### Written request
Read the material below. Count the lines containing "diversification" and give that count alone.

### Dataset excerpts
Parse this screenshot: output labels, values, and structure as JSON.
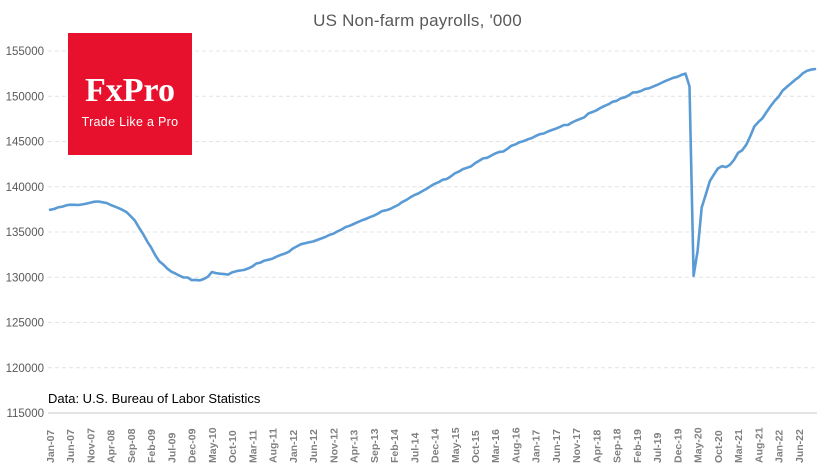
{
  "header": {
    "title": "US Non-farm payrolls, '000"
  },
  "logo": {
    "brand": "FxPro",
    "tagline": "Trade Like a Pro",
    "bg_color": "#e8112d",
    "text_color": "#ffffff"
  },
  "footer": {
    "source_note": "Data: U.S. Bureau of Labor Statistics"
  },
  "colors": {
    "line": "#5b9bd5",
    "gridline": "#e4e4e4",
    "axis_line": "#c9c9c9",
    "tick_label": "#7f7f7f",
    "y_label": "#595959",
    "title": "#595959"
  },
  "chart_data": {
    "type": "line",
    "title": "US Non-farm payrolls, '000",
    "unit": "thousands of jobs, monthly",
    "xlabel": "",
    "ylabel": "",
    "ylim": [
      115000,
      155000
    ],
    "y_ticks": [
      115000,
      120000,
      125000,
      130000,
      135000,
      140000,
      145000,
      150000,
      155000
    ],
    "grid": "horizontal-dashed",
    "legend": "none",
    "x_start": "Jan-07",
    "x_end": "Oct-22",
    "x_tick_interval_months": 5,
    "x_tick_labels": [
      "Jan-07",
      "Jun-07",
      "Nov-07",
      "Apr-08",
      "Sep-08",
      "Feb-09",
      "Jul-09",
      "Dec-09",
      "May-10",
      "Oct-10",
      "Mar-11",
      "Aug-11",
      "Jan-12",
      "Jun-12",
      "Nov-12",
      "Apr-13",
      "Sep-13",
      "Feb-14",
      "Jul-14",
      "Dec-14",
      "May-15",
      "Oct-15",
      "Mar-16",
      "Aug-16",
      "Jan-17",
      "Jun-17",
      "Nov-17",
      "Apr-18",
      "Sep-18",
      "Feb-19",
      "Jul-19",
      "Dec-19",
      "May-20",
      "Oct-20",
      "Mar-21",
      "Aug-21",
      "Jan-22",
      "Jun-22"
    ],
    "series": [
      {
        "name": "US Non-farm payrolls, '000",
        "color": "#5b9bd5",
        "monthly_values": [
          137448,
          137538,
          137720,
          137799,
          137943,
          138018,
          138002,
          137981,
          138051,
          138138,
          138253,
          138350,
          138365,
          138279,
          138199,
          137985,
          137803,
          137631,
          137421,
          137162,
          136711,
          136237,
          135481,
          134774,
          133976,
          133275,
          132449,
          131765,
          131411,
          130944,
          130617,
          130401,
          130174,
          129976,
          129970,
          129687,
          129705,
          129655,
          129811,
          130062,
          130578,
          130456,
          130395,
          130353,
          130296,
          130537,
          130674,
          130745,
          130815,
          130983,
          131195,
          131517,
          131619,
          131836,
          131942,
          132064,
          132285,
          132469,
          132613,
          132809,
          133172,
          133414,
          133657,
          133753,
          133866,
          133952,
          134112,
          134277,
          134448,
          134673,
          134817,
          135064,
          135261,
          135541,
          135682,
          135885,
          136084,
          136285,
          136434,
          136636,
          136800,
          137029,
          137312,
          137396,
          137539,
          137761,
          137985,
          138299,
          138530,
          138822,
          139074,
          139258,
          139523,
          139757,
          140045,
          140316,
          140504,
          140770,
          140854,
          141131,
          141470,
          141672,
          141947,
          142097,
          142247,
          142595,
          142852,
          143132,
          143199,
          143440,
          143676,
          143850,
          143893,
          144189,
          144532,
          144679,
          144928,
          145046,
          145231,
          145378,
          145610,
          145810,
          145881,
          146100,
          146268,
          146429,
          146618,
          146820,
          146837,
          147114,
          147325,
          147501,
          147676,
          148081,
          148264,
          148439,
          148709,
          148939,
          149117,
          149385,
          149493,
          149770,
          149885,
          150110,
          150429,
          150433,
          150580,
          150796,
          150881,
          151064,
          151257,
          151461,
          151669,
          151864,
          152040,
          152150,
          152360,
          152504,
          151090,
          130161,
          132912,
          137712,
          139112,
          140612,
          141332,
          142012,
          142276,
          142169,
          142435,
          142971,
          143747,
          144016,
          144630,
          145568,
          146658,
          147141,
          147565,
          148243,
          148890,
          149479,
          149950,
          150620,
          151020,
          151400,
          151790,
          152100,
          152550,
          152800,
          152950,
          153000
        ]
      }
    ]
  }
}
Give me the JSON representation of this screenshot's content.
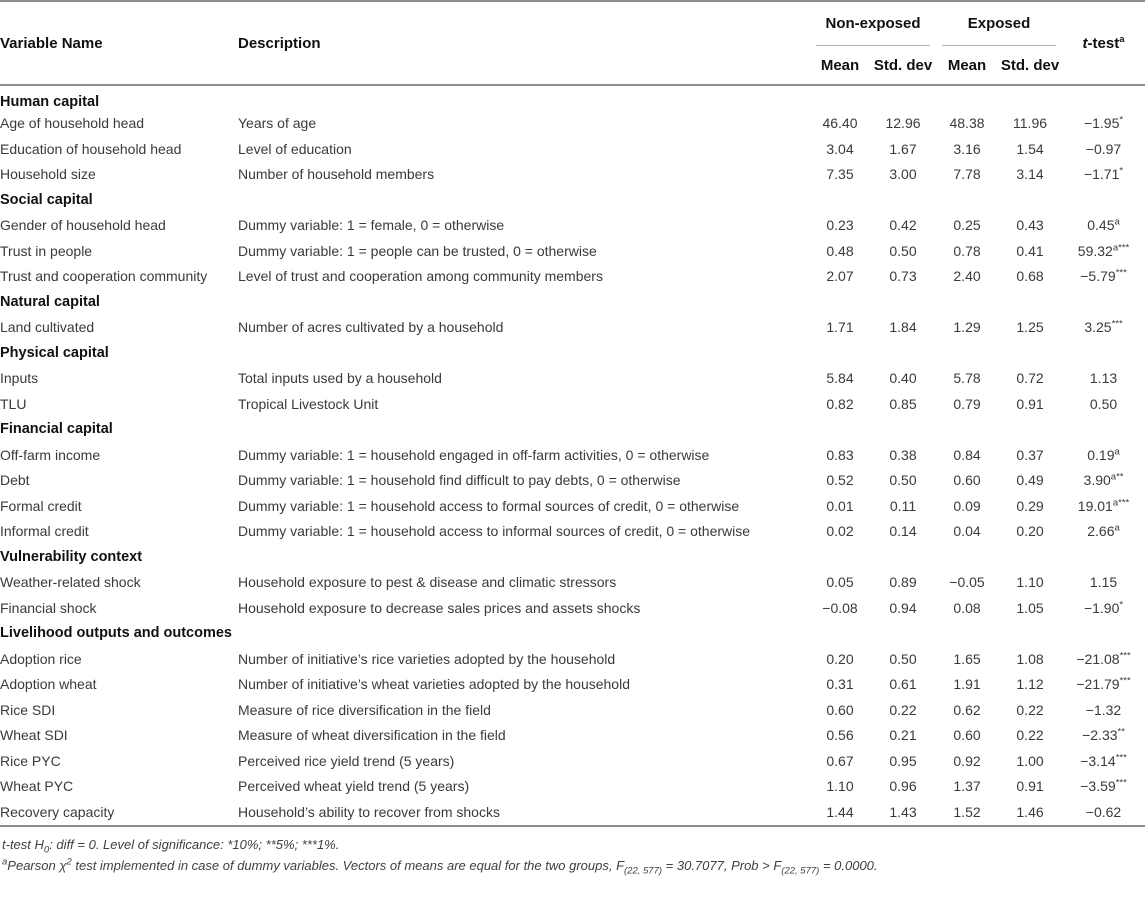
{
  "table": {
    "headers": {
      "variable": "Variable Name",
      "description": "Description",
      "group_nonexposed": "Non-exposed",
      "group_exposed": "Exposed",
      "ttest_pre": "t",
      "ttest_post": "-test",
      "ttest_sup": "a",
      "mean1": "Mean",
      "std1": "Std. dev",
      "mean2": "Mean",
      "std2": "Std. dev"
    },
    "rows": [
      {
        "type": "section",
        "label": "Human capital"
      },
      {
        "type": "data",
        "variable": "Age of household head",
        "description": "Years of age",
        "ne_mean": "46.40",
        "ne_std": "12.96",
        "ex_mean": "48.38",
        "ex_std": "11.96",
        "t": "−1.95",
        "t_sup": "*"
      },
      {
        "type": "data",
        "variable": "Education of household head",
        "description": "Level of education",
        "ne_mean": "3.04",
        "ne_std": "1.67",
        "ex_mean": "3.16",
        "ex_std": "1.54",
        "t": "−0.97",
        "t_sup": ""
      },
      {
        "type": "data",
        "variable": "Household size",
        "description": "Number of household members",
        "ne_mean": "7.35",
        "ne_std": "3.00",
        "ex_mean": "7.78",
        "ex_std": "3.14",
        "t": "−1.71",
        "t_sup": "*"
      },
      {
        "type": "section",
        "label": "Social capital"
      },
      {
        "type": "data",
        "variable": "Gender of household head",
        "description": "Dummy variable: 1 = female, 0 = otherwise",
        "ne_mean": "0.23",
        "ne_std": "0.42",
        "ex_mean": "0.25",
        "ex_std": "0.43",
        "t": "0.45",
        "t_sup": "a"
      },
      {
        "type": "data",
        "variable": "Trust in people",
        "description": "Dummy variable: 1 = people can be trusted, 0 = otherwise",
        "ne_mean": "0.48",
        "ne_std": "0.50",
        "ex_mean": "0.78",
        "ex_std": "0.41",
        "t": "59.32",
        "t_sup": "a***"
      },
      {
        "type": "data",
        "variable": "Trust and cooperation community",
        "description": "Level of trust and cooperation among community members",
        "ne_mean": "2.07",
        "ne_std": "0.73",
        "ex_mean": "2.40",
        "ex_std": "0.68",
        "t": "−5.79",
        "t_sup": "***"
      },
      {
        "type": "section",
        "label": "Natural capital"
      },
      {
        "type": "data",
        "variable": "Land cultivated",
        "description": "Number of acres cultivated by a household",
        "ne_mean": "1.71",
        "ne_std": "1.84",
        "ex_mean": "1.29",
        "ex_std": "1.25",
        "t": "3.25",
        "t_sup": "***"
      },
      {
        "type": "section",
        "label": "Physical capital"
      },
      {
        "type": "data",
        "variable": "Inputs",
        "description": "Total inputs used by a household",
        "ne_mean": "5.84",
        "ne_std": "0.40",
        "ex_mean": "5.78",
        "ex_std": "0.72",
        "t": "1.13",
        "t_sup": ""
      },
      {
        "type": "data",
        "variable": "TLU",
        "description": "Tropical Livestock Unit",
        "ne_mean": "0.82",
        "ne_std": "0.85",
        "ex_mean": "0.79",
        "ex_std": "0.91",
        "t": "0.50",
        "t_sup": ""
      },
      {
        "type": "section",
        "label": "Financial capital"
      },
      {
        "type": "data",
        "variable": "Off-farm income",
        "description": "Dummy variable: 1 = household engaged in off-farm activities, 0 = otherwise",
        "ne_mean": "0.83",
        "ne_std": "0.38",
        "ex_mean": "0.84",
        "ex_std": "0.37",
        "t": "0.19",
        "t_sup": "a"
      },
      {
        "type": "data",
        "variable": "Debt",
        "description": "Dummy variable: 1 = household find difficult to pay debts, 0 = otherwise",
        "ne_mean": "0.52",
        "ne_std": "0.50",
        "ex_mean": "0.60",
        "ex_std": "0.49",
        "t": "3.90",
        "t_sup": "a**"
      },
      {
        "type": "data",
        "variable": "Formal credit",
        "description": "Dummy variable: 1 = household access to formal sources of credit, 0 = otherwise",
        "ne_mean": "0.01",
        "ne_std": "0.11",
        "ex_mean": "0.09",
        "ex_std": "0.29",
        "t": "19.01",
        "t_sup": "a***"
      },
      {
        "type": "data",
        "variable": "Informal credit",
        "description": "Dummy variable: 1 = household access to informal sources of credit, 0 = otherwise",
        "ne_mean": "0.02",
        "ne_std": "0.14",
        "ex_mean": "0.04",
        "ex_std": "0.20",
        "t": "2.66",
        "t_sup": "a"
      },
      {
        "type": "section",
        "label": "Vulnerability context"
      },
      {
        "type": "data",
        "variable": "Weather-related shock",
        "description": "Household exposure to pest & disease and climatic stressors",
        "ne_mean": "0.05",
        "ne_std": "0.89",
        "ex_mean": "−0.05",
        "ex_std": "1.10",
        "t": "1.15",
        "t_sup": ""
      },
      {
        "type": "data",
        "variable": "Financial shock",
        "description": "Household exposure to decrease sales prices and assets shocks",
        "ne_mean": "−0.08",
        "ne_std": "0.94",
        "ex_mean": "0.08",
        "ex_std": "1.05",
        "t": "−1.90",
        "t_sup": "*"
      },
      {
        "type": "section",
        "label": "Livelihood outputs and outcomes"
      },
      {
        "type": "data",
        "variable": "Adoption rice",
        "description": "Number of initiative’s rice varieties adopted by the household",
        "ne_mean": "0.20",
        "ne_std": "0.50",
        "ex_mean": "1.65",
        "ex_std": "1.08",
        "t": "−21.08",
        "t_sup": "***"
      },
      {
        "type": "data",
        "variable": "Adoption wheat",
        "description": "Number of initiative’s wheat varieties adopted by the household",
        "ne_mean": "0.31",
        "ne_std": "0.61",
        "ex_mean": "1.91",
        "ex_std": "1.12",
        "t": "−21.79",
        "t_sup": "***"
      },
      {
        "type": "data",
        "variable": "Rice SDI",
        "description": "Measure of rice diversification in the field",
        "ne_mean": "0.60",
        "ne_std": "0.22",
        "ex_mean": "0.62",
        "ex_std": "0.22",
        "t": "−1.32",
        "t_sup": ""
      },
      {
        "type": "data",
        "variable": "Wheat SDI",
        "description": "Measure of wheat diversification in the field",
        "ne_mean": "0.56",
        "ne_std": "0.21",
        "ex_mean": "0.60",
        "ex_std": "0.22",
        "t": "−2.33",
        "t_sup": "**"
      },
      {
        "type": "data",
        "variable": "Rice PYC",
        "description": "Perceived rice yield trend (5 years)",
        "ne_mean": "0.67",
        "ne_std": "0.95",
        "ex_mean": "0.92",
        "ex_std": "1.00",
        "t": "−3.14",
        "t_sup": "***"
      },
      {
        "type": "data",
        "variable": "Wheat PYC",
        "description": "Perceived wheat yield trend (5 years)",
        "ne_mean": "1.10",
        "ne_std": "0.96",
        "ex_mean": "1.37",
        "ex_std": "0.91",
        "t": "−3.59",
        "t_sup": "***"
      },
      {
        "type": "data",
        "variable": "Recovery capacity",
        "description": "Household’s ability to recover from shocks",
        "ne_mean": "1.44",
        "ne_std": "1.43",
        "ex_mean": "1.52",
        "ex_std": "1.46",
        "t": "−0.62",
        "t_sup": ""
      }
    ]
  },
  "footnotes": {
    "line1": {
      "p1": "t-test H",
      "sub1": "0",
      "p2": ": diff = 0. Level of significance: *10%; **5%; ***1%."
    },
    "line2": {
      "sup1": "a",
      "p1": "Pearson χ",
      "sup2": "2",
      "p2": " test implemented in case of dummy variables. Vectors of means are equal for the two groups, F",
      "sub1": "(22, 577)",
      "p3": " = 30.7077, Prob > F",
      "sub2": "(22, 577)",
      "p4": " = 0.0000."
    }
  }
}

### Written solution
2